TASK REQUIREMENTS: Give all of the lines again, with nothing added or dropped.

Dataset items:
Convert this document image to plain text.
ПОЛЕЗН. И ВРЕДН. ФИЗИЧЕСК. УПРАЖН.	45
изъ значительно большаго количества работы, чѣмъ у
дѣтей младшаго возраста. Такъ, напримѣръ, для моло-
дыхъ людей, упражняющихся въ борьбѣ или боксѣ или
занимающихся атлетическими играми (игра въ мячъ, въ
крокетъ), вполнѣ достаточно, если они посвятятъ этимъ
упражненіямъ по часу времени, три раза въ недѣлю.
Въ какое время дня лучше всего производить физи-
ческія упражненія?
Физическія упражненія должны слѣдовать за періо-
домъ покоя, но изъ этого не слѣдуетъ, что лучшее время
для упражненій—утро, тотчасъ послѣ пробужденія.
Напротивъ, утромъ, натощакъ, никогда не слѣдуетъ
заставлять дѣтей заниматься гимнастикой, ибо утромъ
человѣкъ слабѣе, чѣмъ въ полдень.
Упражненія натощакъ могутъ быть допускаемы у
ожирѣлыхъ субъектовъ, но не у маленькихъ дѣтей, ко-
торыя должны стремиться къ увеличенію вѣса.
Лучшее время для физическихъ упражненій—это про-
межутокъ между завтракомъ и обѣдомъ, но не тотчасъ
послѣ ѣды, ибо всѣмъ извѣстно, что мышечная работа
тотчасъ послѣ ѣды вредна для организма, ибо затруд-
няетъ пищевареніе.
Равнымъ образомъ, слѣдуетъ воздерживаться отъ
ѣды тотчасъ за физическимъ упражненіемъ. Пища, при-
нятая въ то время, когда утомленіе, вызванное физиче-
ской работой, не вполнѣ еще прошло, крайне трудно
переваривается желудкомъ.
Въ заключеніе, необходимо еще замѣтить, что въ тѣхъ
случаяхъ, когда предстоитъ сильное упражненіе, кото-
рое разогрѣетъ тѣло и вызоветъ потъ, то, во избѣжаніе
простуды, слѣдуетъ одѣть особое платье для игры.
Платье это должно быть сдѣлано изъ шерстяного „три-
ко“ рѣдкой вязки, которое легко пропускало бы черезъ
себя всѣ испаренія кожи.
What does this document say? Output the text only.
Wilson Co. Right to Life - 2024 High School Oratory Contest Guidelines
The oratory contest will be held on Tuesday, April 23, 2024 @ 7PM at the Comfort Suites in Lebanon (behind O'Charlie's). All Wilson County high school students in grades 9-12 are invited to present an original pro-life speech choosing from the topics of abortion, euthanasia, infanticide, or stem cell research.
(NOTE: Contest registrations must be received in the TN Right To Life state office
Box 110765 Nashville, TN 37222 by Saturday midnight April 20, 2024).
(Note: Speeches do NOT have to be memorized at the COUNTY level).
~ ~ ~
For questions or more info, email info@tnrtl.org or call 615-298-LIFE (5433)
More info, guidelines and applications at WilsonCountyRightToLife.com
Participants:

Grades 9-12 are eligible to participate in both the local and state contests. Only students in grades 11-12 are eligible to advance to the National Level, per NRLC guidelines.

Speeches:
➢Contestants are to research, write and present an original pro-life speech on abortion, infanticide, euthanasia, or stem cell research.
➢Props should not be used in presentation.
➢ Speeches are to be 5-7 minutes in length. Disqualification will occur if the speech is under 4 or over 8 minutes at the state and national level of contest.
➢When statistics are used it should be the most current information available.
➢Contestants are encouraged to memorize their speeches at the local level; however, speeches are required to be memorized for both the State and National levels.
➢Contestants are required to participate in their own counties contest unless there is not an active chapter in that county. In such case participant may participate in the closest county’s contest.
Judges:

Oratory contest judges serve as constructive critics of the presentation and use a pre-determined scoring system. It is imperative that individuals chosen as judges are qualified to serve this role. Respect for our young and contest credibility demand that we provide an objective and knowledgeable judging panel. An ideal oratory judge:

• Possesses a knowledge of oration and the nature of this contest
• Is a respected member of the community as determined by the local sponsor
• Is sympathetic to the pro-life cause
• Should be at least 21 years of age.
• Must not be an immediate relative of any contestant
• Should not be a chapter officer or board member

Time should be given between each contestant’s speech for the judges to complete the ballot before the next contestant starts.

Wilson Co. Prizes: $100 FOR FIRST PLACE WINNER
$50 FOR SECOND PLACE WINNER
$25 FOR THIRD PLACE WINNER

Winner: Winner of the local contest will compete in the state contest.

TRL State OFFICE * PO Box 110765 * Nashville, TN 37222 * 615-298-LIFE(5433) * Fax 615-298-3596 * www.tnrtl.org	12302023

ANSWER:
Convert this document image to plain text.
ПОЛЕЗН. И ВРЕДН. ФИЗИЧЕСК. УПРАЖН.	45
изъ значительно большаго количества работы, чѣмъ у
дѣтей младшаго возраста. Такъ, напримѣръ, для моло-
дыхъ людей, упражняющихся въ борьбѣ или боксѣ или
занимающихся атлетическими играми (игра въ мячъ, въ
крокетъ), вполнѣ достаточно, если они посвятятъ этимъ
упражненіямъ по часу времени, три раза въ недѣлю.
Въ какое время дня лучше всего производить физи-
ческія упражненія?
Физическія упражненія должны слѣдовать за періо-
домъ покоя, но изъ этого не слѣдуетъ, что лучшее время
для упражненій—утро, тотчасъ послѣ пробужденія.
Напротивъ, утромъ, натощакъ, никогда не слѣдуетъ
заставлять дѣтей заниматься гимнастикой, ибо утромъ
человѣкъ слабѣе, чѣмъ въ полдень.
Упражненія натощакъ могутъ быть допускаемы у
ожирѣлыхъ субъектовъ, но не у маленькихъ дѣтей, ко-
торыя должны стремиться къ увеличенію вѣса.
Лучшее время для физическихъ упражненій—это про-
межутокъ между завтракомъ и обѣдомъ, но не тотчасъ
послѣ ѣды, ибо всѣмъ извѣстно, что мышечная работа
тотчасъ послѣ ѣды вредна для организма, ибо затруд-
няетъ пищевареніе.
Равнымъ образомъ, слѣдуетъ воздерживаться отъ
ѣды тотчасъ за физическимъ упражненіемъ. Пища, при-
нятая въ то время, когда утомленіе, вызванное физиче-
ской работой, не вполнѣ еще прошло, крайне трудно
переваривается желудкомъ.
Въ заключеніе, необходимо еще замѣтить, что въ тѣхъ
случаяхъ, когда предстоитъ сильное упражненіе, кото-
рое разогрѣетъ тѣло и вызоветъ потъ, то, во избѣжаніе
простуды, слѣдуетъ одѣть особое платье для игры.
Платье это должно быть сдѣлано изъ шерстяного „три-
ко“ рѣдкой вязки, которое легко пропускало бы черезъ
себя всѣ испаренія кожи.
What does this document say? Output the text only.
Wilson Co. Right to Life - 2024 High School Oratory Contest Guidelines
The oratory contest will be held on Tuesday, April 23, 2024 @ 7PM at the Comfort Suites in Lebanon (behind O'Charlie's). All Wilson County high school students in grades 9-12 are invited to present an original pro-life speech choosing from the topics of abortion, euthanasia, infanticide, or stem cell research.
(NOTE: Contest registrations must be received in the TN Right To Life state office
Box 110765 Nashville, TN 37222 by Saturday midnight April 20, 2024).
(Note: Speeches do NOT have to be memorized at the COUNTY level).
~ ~ ~
For questions or more info, email info@tnrtl.org or call 615-298-LIFE (5433)
More info, guidelines and applications at WilsonCountyRightToLife.com
Participants:

Grades 9-12 are eligible to participate in both the local and state contests. Only students in grades 11-12 are eligible to advance to the National Level, per NRLC guidelines.

Speeches:
➢Contestants are to research, write and present an original pro-life speech on abortion, infanticide, euthanasia, or stem cell research.
➢Props should not be used in presentation.
➢ Speeches are to be 5-7 minutes in length. Disqualification will occur if the speech is under 4 or over 8 minutes at the state and national level of contest.
➢When statistics are used it should be the most current information available.
➢Contestants are encouraged to memorize their speeches at the local level; however, speeches are required to be memorized for both the State and National levels.
➢Contestants are required to participate in their own counties contest unless there is not an active chapter in that county. In such case participant may participate in the closest county’s contest.
Judges:

Oratory contest judges serve as constructive critics of the presentation and use a pre-determined scoring system. It is imperative that individuals chosen as judges are qualified to serve this role. Respect for our young and contest credibility demand that we provide an objective and knowledgeable judging panel. An ideal oratory judge:

• Possesses a knowledge of oration and the nature of this contest
• Is a respected member of the community as determined by the local sponsor
• Is sympathetic to the pro-life cause
• Should be at least 21 years of age.
• Must not be an immediate relative of any contestant
• Should not be a chapter officer or board member

Time should be given between each contestant’s speech for the judges to complete the ballot before the next contestant starts.

Wilson Co. Prizes: $100 FOR FIRST PLACE WINNER
$50 FOR SECOND PLACE WINNER
$25 FOR THIRD PLACE WINNER

Winner: Winner of the local contest will compete in the state contest.

TRL State OFFICE * PO Box 110765 * Nashville, TN 37222 * 615-298-LIFE(5433) * Fax 615-298-3596 * www.tnrtl.org	12302023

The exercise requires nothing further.